The request:
For the entries that follow, tally the lines holding the string "artificial". Give the total and nothing else.

Data to use:
+ + + +
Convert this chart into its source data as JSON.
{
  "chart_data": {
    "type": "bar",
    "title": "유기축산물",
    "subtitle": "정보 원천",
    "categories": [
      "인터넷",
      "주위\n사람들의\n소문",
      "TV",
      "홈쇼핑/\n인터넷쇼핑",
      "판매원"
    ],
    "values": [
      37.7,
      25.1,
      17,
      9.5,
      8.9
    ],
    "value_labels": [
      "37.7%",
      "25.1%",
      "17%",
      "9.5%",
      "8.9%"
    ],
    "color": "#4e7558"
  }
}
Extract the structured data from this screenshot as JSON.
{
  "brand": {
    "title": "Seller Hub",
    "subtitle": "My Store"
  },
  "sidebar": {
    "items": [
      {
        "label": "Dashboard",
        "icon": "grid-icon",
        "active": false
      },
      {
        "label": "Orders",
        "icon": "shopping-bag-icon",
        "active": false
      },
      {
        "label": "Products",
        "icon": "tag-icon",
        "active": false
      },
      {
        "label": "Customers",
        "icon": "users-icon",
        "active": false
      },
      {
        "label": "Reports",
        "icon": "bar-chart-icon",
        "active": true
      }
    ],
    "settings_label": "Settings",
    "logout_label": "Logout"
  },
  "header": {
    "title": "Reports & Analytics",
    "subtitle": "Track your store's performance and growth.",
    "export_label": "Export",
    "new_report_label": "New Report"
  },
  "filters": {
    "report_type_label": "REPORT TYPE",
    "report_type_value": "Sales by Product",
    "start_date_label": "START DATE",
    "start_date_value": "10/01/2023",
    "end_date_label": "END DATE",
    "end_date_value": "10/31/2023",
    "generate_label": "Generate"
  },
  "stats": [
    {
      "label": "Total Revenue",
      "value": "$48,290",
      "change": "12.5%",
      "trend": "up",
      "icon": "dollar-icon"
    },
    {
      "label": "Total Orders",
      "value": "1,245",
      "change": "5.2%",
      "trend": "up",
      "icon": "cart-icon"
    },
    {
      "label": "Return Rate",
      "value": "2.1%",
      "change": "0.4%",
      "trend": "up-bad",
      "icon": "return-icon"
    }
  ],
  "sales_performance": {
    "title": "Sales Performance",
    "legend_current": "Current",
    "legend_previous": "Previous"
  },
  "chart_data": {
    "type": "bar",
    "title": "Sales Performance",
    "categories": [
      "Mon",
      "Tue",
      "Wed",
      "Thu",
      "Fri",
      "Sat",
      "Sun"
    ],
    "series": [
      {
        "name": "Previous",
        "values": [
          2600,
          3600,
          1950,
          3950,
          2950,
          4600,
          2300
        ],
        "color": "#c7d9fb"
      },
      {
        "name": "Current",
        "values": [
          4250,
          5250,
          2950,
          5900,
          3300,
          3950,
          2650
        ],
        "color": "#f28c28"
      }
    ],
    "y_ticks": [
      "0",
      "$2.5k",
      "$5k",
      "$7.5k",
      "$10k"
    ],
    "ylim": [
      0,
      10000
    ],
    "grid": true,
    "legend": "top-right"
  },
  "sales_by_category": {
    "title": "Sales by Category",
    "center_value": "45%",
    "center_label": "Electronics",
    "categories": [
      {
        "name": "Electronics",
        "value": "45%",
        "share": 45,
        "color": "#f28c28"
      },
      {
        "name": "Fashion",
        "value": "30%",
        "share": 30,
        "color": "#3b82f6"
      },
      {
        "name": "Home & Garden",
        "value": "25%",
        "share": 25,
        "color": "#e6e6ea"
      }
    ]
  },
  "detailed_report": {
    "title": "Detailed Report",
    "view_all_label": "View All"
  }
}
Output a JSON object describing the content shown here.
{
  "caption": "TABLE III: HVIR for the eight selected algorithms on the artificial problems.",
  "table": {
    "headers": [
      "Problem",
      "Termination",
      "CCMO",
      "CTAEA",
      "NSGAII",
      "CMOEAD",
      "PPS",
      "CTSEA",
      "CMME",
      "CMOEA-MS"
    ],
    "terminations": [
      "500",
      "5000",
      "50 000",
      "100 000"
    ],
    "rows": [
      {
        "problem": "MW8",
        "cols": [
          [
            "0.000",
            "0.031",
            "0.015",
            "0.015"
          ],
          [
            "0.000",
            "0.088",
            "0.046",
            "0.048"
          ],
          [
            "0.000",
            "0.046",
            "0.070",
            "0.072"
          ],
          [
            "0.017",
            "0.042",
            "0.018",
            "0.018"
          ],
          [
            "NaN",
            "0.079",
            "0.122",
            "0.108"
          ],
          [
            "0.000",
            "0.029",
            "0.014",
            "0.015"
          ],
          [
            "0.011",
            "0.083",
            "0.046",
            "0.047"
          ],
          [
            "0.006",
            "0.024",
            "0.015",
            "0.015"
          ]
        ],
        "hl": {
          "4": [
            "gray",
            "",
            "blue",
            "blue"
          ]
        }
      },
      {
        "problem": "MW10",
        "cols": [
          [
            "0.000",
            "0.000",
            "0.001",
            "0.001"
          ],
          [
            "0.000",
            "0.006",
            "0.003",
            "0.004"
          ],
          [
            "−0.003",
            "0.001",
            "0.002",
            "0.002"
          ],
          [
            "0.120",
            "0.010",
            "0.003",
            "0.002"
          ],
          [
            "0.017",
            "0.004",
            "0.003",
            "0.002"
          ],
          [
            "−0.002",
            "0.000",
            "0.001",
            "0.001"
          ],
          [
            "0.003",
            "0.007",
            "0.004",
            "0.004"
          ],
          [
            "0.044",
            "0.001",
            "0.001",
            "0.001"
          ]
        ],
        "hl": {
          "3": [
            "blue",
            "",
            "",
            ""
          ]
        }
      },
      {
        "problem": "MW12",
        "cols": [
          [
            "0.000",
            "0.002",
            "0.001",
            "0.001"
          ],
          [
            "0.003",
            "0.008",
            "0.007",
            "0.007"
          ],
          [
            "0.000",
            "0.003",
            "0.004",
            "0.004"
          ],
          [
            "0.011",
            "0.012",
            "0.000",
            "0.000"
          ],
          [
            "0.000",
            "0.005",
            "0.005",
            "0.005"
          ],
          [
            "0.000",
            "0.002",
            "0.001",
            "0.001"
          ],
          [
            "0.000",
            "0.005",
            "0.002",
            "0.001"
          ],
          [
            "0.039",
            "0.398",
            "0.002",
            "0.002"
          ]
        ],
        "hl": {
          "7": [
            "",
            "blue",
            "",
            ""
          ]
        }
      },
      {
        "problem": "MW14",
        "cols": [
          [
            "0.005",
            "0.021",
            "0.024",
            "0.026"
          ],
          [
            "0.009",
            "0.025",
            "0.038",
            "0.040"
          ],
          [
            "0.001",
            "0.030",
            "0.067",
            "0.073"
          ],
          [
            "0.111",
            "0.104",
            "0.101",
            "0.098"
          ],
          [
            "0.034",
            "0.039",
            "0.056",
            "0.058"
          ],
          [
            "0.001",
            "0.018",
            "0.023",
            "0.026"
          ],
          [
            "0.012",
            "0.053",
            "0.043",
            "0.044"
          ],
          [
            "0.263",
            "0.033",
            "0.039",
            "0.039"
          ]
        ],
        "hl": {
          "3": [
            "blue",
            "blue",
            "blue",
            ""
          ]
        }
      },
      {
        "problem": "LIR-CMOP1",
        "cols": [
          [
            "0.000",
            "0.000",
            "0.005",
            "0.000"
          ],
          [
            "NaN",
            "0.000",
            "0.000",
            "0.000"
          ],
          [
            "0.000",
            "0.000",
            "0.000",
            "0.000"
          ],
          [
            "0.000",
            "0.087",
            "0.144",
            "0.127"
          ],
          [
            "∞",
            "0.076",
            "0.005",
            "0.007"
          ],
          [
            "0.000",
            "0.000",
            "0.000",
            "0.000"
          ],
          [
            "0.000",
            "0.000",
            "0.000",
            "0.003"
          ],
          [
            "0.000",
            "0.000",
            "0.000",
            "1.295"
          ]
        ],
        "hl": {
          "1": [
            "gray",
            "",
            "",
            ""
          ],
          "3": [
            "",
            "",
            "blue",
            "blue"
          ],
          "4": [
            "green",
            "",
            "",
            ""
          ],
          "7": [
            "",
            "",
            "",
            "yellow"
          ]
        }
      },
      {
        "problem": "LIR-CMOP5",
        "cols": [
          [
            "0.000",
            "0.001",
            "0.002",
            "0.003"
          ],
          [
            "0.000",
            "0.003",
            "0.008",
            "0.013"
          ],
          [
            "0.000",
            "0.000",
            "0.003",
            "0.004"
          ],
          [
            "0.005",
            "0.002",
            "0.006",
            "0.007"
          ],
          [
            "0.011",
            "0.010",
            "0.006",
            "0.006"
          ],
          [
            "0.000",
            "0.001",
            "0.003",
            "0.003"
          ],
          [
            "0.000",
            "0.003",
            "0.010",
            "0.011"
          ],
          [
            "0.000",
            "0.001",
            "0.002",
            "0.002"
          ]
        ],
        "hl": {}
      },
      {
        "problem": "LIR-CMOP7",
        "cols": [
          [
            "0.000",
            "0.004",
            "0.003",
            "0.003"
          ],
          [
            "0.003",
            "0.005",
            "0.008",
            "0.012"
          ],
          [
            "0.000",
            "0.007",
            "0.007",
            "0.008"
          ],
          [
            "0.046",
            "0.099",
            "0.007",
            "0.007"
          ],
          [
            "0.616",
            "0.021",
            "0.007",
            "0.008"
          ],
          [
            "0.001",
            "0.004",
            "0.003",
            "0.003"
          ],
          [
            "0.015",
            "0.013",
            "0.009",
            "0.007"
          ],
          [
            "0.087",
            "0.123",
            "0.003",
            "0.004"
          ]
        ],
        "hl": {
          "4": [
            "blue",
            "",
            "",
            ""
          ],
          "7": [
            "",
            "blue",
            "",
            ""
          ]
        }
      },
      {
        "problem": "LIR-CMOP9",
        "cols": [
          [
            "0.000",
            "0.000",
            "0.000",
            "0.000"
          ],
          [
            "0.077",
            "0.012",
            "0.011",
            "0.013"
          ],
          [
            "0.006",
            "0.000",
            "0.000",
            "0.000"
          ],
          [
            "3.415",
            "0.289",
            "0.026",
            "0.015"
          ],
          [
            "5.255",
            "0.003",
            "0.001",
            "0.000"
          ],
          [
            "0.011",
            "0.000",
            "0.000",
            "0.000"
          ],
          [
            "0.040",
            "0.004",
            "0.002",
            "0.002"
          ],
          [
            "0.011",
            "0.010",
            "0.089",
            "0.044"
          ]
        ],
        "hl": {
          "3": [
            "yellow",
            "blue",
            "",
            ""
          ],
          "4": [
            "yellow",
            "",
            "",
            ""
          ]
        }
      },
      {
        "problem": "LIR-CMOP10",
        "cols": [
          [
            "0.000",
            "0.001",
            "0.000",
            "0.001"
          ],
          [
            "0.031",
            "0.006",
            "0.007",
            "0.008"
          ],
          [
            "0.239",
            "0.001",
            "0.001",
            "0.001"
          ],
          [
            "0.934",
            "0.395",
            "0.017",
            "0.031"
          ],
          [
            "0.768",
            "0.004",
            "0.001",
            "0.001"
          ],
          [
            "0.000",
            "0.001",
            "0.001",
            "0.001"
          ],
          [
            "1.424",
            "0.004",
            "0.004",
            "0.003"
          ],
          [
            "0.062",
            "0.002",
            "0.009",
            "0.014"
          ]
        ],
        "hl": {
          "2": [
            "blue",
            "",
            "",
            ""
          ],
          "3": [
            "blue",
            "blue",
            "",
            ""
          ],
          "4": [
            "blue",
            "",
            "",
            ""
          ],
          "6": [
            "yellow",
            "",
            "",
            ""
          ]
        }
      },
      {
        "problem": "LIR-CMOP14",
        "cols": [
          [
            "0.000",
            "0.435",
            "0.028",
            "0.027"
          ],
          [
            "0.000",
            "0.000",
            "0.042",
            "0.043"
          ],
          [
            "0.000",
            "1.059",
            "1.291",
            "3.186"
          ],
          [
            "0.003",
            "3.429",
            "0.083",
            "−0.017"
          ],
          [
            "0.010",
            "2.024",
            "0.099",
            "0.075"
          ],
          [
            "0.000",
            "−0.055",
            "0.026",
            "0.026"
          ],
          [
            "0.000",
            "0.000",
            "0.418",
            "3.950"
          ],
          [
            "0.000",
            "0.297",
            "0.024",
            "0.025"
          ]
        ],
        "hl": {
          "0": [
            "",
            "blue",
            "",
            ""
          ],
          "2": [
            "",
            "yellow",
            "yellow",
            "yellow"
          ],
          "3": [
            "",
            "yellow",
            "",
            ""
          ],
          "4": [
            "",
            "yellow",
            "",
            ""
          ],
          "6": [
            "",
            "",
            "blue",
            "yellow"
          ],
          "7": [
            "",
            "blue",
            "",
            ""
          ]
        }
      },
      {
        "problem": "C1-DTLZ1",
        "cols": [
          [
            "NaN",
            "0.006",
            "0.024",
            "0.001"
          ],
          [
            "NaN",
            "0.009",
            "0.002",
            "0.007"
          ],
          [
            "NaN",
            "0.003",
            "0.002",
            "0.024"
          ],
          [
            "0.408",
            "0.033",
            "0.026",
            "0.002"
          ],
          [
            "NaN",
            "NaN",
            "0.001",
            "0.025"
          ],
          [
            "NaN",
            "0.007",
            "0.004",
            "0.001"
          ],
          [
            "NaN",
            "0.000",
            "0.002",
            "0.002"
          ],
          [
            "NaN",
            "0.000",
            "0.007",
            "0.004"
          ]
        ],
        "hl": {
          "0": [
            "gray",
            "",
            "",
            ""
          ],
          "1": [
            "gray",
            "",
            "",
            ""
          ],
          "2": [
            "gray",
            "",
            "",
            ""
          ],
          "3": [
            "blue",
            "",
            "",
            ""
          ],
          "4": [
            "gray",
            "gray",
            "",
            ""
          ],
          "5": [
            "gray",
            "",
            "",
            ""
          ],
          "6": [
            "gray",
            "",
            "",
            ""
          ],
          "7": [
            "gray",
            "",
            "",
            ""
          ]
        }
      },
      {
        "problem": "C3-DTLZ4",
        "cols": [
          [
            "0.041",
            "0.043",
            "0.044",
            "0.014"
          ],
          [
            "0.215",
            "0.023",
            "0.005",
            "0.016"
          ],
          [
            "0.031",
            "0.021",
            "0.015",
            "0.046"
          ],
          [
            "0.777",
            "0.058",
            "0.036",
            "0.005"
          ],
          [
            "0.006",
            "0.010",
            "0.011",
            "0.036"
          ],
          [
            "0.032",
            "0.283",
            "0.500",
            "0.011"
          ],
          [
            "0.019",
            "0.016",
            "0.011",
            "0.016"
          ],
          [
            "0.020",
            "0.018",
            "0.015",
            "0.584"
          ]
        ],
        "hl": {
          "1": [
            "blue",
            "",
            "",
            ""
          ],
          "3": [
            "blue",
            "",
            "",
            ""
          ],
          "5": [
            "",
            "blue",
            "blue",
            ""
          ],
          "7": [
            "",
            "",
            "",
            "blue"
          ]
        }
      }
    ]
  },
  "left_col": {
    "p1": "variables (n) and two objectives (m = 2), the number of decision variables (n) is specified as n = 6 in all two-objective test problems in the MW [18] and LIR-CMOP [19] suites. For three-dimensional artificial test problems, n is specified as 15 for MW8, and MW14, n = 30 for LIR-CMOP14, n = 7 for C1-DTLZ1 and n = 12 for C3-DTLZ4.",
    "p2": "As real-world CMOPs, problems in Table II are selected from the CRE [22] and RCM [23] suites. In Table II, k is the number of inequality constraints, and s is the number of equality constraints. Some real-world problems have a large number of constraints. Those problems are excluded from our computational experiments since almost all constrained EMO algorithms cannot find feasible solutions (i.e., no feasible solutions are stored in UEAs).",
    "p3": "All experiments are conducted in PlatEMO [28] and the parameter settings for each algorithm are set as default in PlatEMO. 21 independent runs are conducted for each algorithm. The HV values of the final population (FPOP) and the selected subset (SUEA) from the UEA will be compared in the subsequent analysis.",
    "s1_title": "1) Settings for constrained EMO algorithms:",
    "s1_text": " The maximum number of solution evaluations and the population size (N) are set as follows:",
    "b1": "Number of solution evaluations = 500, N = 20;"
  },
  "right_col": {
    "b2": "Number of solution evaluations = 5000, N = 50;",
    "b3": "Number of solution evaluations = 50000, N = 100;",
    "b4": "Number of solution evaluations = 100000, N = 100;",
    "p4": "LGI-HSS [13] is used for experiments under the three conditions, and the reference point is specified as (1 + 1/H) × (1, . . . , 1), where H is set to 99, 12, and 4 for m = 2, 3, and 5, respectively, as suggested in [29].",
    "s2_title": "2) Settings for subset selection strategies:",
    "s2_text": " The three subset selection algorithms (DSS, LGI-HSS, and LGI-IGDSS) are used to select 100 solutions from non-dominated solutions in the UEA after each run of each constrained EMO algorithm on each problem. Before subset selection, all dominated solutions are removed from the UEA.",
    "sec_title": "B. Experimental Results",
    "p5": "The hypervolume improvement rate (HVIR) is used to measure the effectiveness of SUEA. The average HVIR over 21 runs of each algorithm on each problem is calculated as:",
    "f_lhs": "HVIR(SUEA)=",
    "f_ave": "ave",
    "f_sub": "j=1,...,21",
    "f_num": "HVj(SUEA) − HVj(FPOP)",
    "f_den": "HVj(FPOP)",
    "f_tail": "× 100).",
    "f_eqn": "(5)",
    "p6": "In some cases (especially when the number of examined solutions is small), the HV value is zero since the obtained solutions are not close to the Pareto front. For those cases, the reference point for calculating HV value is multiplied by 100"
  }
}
+ + + +
Answer in full:
2